### Entries from a dataset
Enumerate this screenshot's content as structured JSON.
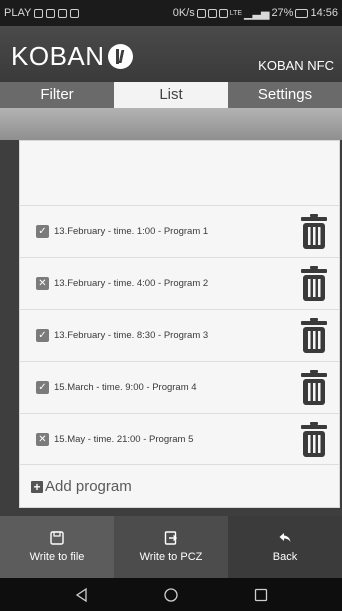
{
  "status_bar": {
    "carrier": "PLAY",
    "network_speed": "0K/s",
    "signal": "LTE",
    "battery": "27%",
    "time": "14:56"
  },
  "header": {
    "brand": "KOBAN",
    "device_label": "KOBAN NFC"
  },
  "tabs": [
    {
      "label": "Filter",
      "active": false
    },
    {
      "label": "List",
      "active": true
    },
    {
      "label": "Settings",
      "active": false
    }
  ],
  "programs": [
    {
      "checked": true,
      "label": "13.February - time. 1:00 - Program 1"
    },
    {
      "checked": false,
      "label": "13.February - time. 4:00 - Program 2"
    },
    {
      "checked": true,
      "label": "13.February - time. 8:30 - Program 3"
    },
    {
      "checked": true,
      "label": "15.March - time. 9:00 - Program 4"
    },
    {
      "checked": false,
      "label": "15.May - time. 21:00 - Program 5"
    }
  ],
  "add_program_label": "Add program",
  "bottom_actions": [
    {
      "label": "Write to file",
      "icon": "save-icon"
    },
    {
      "label": "Write to PCZ",
      "icon": "export-icon"
    },
    {
      "label": "Back",
      "icon": "back-arrow-icon"
    }
  ],
  "colors": {
    "header_bg": "#444444",
    "active_tab_bg": "#f3f3f3",
    "card_bg": "#f6f6f6",
    "checkbox": "#7b7b7b"
  }
}
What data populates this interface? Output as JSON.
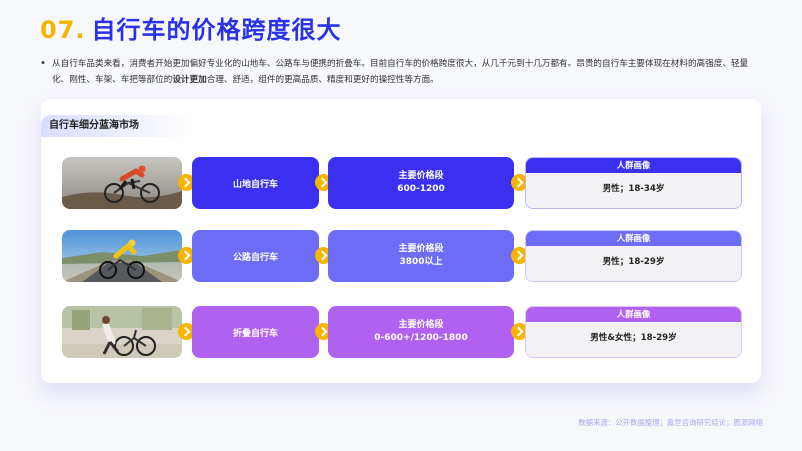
{
  "title": {
    "number": "07.",
    "text": "自行车的价格跨度很大"
  },
  "intro": {
    "part1": "从自行车品类来看，消费者开始更加偏好专业化的山地车、公路车与便携的折叠车。目前自行车的价格跨度很大，从几千元到十几万都有。昂贵的自行车主要体现在材料的高强度、轻量化、刚性、车架、车把等部位的",
    "bold": "设计更加",
    "part2": "合理、舒适，组件的更高品质、精度和更好的操控性等方面。"
  },
  "card": {
    "tag": "自行车细分蓝海市场",
    "rows": [
      {
        "type": "山地自行车",
        "price_label": "主要价格段",
        "price_value": "600-1200",
        "persona_label": "人群画像",
        "persona_value": "男性；18-34岁",
        "color": "#3b2ff0",
        "photo_icon": "mountain-biker-photo"
      },
      {
        "type": "公路自行车",
        "price_label": "主要价格段",
        "price_value": "3800以上",
        "persona_label": "人群画像",
        "persona_value": "男性；18-29岁",
        "color": "#6d6cf6",
        "photo_icon": "road-cyclist-photo"
      },
      {
        "type": "折叠自行车",
        "price_label": "主要价格段",
        "price_value": "0-600+/1200-1800",
        "persona_label": "人群画像",
        "persona_value": "男性&女性；18-29岁",
        "color": "#b061ef",
        "photo_icon": "folding-bike-photo"
      }
    ]
  },
  "footer": "数据来源：公开数据整理；嘉世咨询研究结论；图源网络"
}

### Work instructions
Restate the data above word for word. Skip every picture.

### Answer for the task
Enumerate this screenshot's content as structured JSON.
{
  "status_bar": {
    "carrier": "PLAY",
    "network_speed": "0K/s",
    "signal": "LTE",
    "battery": "27%",
    "time": "14:56"
  },
  "header": {
    "brand": "KOBAN",
    "device_label": "KOBAN NFC"
  },
  "tabs": [
    {
      "label": "Filter",
      "active": false
    },
    {
      "label": "List",
      "active": true
    },
    {
      "label": "Settings",
      "active": false
    }
  ],
  "programs": [
    {
      "checked": true,
      "label": "13.February - time. 1:00 - Program 1"
    },
    {
      "checked": false,
      "label": "13.February - time. 4:00 - Program 2"
    },
    {
      "checked": true,
      "label": "13.February - time. 8:30 - Program 3"
    },
    {
      "checked": true,
      "label": "15.March - time. 9:00 - Program 4"
    },
    {
      "checked": false,
      "label": "15.May - time. 21:00 - Program 5"
    }
  ],
  "add_program_label": "Add program",
  "bottom_actions": [
    {
      "label": "Write to file",
      "icon": "save-icon"
    },
    {
      "label": "Write to PCZ",
      "icon": "export-icon"
    },
    {
      "label": "Back",
      "icon": "back-arrow-icon"
    }
  ],
  "colors": {
    "header_bg": "#444444",
    "active_tab_bg": "#f3f3f3",
    "card_bg": "#f6f6f6",
    "checkbox": "#7b7b7b"
  }
}
What data populates this interface? Output as JSON.
{
  "title": {
    "number": "07.",
    "text": "自行车的价格跨度很大"
  },
  "intro": {
    "part1": "从自行车品类来看，消费者开始更加偏好专业化的山地车、公路车与便携的折叠车。目前自行车的价格跨度很大，从几千元到十几万都有。昂贵的自行车主要体现在材料的高强度、轻量化、刚性、车架、车把等部位的",
    "bold": "设计更加",
    "part2": "合理、舒适，组件的更高品质、精度和更好的操控性等方面。"
  },
  "card": {
    "tag": "自行车细分蓝海市场",
    "rows": [
      {
        "type": "山地自行车",
        "price_label": "主要价格段",
        "price_value": "600-1200",
        "persona_label": "人群画像",
        "persona_value": "男性；18-34岁",
        "color": "#3b2ff0",
        "photo_icon": "mountain-biker-photo"
      },
      {
        "type": "公路自行车",
        "price_label": "主要价格段",
        "price_value": "3800以上",
        "persona_label": "人群画像",
        "persona_value": "男性；18-29岁",
        "color": "#6d6cf6",
        "photo_icon": "road-cyclist-photo"
      },
      {
        "type": "折叠自行车",
        "price_label": "主要价格段",
        "price_value": "0-600+/1200-1800",
        "persona_label": "人群画像",
        "persona_value": "男性&女性；18-29岁",
        "color": "#b061ef",
        "photo_icon": "folding-bike-photo"
      }
    ]
  },
  "footer": "数据来源：公开数据整理；嘉世咨询研究结论；图源网络"
}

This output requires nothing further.